- [Task to complete]:
Keep the pictures out of the copy and repeat the records exactly.
======== Source data
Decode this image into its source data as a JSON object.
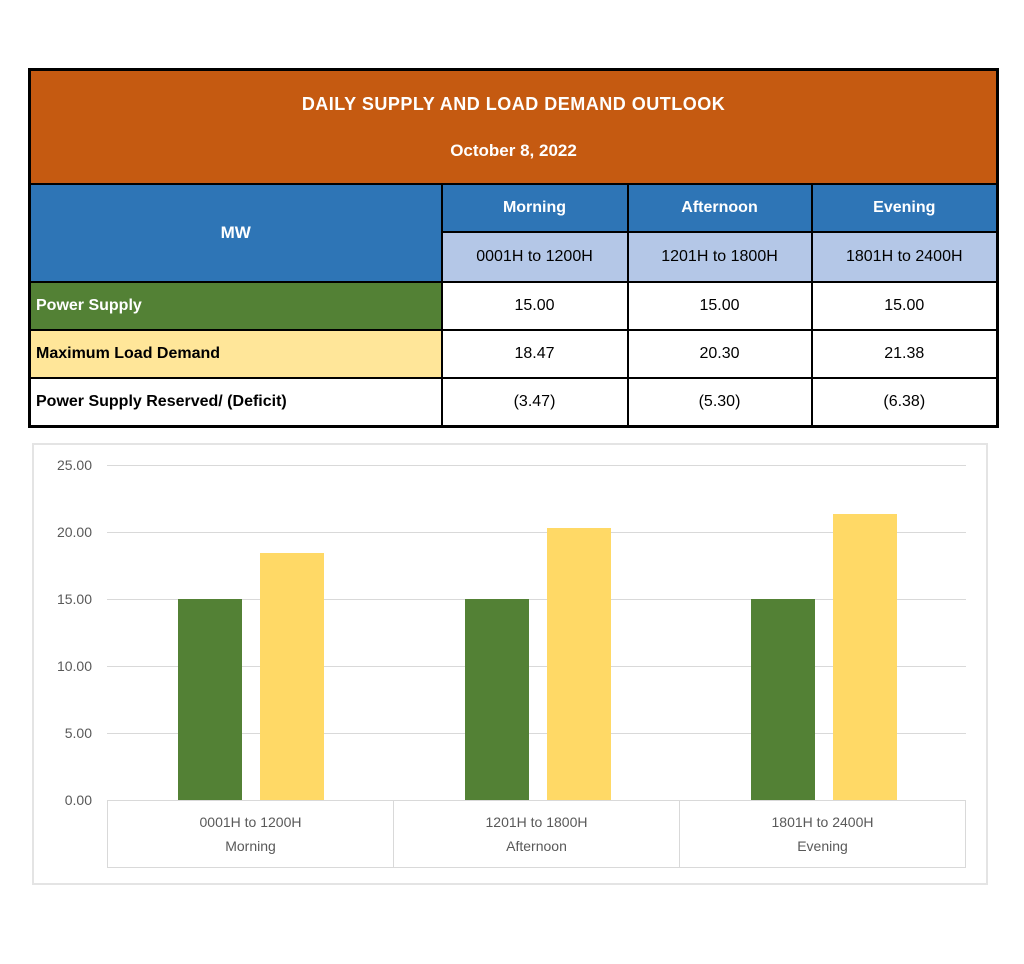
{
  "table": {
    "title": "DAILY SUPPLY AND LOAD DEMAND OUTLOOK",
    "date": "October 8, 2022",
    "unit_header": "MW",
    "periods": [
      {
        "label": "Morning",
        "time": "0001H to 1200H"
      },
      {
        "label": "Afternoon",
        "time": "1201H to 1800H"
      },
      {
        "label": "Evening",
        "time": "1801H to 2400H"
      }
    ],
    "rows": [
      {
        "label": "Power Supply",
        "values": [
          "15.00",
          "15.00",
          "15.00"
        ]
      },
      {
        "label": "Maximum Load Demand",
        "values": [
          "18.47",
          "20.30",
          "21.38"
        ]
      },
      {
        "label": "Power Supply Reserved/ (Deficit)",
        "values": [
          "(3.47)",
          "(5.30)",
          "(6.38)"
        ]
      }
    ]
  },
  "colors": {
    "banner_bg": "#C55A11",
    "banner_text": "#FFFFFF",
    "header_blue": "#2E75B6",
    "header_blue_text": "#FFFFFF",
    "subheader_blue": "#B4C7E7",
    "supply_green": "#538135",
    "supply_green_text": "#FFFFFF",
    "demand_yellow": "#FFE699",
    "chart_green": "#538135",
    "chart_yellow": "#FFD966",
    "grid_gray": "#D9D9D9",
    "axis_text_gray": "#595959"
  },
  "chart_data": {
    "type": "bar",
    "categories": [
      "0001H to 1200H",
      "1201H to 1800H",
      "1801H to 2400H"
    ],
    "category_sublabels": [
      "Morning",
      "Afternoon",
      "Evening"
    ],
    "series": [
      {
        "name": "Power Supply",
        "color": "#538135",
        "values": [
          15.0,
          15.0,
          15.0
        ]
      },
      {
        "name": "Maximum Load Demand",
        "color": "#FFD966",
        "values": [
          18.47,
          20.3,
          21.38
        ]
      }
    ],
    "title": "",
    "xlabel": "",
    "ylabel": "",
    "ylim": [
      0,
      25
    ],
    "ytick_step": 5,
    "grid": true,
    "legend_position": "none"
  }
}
================
- [Written reply]:
Decode this image into its source data as a JSON object.
{
  "table": {
    "title": "DAILY SUPPLY AND LOAD DEMAND OUTLOOK",
    "date": "October 8, 2022",
    "unit_header": "MW",
    "periods": [
      {
        "label": "Morning",
        "time": "0001H to 1200H"
      },
      {
        "label": "Afternoon",
        "time": "1201H to 1800H"
      },
      {
        "label": "Evening",
        "time": "1801H to 2400H"
      }
    ],
    "rows": [
      {
        "label": "Power Supply",
        "values": [
          "15.00",
          "15.00",
          "15.00"
        ]
      },
      {
        "label": "Maximum Load Demand",
        "values": [
          "18.47",
          "20.30",
          "21.38"
        ]
      },
      {
        "label": "Power Supply Reserved/ (Deficit)",
        "values": [
          "(3.47)",
          "(5.30)",
          "(6.38)"
        ]
      }
    ]
  },
  "colors": {
    "banner_bg": "#C55A11",
    "banner_text": "#FFFFFF",
    "header_blue": "#2E75B6",
    "header_blue_text": "#FFFFFF",
    "subheader_blue": "#B4C7E7",
    "supply_green": "#538135",
    "supply_green_text": "#FFFFFF",
    "demand_yellow": "#FFE699",
    "chart_green": "#538135",
    "chart_yellow": "#FFD966",
    "grid_gray": "#D9D9D9",
    "axis_text_gray": "#595959"
  },
  "chart_data": {
    "type": "bar",
    "categories": [
      "0001H to 1200H",
      "1201H to 1800H",
      "1801H to 2400H"
    ],
    "category_sublabels": [
      "Morning",
      "Afternoon",
      "Evening"
    ],
    "series": [
      {
        "name": "Power Supply",
        "color": "#538135",
        "values": [
          15.0,
          15.0,
          15.0
        ]
      },
      {
        "name": "Maximum Load Demand",
        "color": "#FFD966",
        "values": [
          18.47,
          20.3,
          21.38
        ]
      }
    ],
    "title": "",
    "xlabel": "",
    "ylabel": "",
    "ylim": [
      0,
      25
    ],
    "ytick_step": 5,
    "grid": true,
    "legend_position": "none"
  }
}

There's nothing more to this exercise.